_AIM_.
Reproduce all entries word for word.

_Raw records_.
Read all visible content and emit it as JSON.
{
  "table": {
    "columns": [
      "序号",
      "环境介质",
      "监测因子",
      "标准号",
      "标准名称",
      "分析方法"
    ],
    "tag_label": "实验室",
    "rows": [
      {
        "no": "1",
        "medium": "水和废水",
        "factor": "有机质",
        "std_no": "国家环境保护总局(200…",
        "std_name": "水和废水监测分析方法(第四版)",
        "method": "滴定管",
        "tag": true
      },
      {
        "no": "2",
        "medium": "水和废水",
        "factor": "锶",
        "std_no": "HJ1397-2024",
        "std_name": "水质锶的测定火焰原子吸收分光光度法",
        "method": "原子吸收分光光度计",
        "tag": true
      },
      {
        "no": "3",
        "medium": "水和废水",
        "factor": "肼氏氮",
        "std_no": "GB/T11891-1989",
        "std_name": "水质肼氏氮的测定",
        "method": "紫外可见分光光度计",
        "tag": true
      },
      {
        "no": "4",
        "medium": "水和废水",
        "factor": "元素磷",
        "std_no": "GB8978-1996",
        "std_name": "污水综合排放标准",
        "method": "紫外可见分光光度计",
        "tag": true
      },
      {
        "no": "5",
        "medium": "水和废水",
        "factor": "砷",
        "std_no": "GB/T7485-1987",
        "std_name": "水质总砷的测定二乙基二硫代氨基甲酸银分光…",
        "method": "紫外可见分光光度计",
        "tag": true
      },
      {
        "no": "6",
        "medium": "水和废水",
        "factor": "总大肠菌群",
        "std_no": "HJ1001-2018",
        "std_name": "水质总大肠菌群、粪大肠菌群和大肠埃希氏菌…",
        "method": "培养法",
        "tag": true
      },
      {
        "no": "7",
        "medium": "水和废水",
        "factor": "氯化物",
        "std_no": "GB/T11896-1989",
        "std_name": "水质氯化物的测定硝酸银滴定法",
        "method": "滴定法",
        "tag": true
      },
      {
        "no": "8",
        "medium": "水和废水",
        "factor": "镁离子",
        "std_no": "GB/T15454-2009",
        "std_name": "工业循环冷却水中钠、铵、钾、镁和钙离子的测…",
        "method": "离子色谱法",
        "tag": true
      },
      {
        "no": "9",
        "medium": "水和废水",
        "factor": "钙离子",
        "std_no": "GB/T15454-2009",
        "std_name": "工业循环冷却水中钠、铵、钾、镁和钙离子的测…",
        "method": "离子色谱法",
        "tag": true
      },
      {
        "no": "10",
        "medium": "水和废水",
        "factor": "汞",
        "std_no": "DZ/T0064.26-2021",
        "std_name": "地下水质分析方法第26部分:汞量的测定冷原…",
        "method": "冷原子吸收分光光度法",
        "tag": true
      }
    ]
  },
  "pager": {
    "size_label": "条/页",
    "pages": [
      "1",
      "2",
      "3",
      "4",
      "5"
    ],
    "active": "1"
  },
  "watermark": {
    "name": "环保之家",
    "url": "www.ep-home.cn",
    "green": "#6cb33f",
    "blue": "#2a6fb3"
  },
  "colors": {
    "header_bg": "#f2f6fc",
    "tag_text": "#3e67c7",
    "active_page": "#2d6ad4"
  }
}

_COMPLETED EXERCISE_.
Read all visible content and emit it as JSON.
{
  "table": {
    "columns": [
      "序号",
      "环境介质",
      "监测因子",
      "标准号",
      "标准名称",
      "分析方法"
    ],
    "tag_label": "实验室",
    "rows": [
      {
        "no": "1",
        "medium": "水和废水",
        "factor": "有机质",
        "std_no": "国家环境保护总局(200…",
        "std_name": "水和废水监测分析方法(第四版)",
        "method": "滴定管",
        "tag": true
      },
      {
        "no": "2",
        "medium": "水和废水",
        "factor": "锶",
        "std_no": "HJ1397-2024",
        "std_name": "水质锶的测定火焰原子吸收分光光度法",
        "method": "原子吸收分光光度计",
        "tag": true
      },
      {
        "no": "3",
        "medium": "水和废水",
        "factor": "肼氏氮",
        "std_no": "GB/T11891-1989",
        "std_name": "水质肼氏氮的测定",
        "method": "紫外可见分光光度计",
        "tag": true
      },
      {
        "no": "4",
        "medium": "水和废水",
        "factor": "元素磷",
        "std_no": "GB8978-1996",
        "std_name": "污水综合排放标准",
        "method": "紫外可见分光光度计",
        "tag": true
      },
      {
        "no": "5",
        "medium": "水和废水",
        "factor": "砷",
        "std_no": "GB/T7485-1987",
        "std_name": "水质总砷的测定二乙基二硫代氨基甲酸银分光…",
        "method": "紫外可见分光光度计",
        "tag": true
      },
      {
        "no": "6",
        "medium": "水和废水",
        "factor": "总大肠菌群",
        "std_no": "HJ1001-2018",
        "std_name": "水质总大肠菌群、粪大肠菌群和大肠埃希氏菌…",
        "method": "培养法",
        "tag": true
      },
      {
        "no": "7",
        "medium": "水和废水",
        "factor": "氯化物",
        "std_no": "GB/T11896-1989",
        "std_name": "水质氯化物的测定硝酸银滴定法",
        "method": "滴定法",
        "tag": true
      },
      {
        "no": "8",
        "medium": "水和废水",
        "factor": "镁离子",
        "std_no": "GB/T15454-2009",
        "std_name": "工业循环冷却水中钠、铵、钾、镁和钙离子的测…",
        "method": "离子色谱法",
        "tag": true
      },
      {
        "no": "9",
        "medium": "水和废水",
        "factor": "钙离子",
        "std_no": "GB/T15454-2009",
        "std_name": "工业循环冷却水中钠、铵、钾、镁和钙离子的测…",
        "method": "离子色谱法",
        "tag": true
      },
      {
        "no": "10",
        "medium": "水和废水",
        "factor": "汞",
        "std_no": "DZ/T0064.26-2021",
        "std_name": "地下水质分析方法第26部分:汞量的测定冷原…",
        "method": "冷原子吸收分光光度法",
        "tag": true
      }
    ]
  },
  "pager": {
    "size_label": "条/页",
    "pages": [
      "1",
      "2",
      "3",
      "4",
      "5"
    ],
    "active": "1"
  },
  "watermark": {
    "name": "环保之家",
    "url": "www.ep-home.cn",
    "green": "#6cb33f",
    "blue": "#2a6fb3"
  },
  "colors": {
    "header_bg": "#f2f6fc",
    "tag_text": "#3e67c7",
    "active_page": "#2d6ad4"
  }
}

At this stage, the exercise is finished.